═══ Provided data ═══

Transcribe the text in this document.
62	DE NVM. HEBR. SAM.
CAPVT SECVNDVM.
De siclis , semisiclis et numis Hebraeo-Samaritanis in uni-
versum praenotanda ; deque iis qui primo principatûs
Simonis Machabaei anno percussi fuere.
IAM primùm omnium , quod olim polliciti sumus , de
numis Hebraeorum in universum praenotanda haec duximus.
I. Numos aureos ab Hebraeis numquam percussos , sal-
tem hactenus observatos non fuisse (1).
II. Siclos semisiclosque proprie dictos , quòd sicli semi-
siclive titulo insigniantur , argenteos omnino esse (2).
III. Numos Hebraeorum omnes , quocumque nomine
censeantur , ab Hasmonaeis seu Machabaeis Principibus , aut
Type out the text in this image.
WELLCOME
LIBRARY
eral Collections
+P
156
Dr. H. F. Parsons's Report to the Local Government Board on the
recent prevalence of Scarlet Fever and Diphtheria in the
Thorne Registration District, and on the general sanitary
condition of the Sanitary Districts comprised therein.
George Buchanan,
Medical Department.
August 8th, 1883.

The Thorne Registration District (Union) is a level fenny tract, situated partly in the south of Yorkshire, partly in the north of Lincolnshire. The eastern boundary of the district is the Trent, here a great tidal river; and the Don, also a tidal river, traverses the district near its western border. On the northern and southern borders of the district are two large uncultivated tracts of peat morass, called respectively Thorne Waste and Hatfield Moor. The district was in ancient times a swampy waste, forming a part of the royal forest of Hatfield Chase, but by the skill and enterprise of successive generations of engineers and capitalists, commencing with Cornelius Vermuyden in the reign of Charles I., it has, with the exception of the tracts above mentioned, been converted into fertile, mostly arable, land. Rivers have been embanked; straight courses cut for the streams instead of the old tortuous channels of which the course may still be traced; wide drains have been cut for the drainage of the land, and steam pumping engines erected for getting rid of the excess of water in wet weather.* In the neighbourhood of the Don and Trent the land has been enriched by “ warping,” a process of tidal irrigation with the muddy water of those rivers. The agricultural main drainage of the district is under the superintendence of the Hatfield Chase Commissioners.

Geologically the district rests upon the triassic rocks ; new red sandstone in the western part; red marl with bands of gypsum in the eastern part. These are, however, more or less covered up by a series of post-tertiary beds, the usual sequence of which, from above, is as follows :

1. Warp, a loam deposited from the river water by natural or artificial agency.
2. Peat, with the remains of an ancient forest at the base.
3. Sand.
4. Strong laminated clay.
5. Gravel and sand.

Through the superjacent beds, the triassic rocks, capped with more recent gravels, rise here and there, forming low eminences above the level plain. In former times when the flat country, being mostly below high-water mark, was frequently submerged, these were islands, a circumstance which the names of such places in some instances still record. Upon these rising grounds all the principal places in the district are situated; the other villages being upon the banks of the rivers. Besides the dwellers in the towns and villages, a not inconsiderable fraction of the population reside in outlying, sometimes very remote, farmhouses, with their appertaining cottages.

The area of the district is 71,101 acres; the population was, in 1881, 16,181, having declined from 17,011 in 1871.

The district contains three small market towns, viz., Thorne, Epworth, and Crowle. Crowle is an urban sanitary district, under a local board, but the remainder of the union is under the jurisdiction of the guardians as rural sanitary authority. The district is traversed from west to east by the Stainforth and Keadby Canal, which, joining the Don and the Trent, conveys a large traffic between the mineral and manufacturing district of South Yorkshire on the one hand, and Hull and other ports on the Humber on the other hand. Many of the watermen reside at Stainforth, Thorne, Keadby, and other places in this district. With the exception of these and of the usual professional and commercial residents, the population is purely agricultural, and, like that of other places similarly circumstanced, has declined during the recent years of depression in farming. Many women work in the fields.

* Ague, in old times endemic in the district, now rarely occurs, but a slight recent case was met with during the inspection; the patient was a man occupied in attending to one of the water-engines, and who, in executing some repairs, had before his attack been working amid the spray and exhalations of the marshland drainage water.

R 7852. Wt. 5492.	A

═══

Report how many lines hold the string "Hebraeorum", giving the number and nothing else.

__Response to the exercise__: 2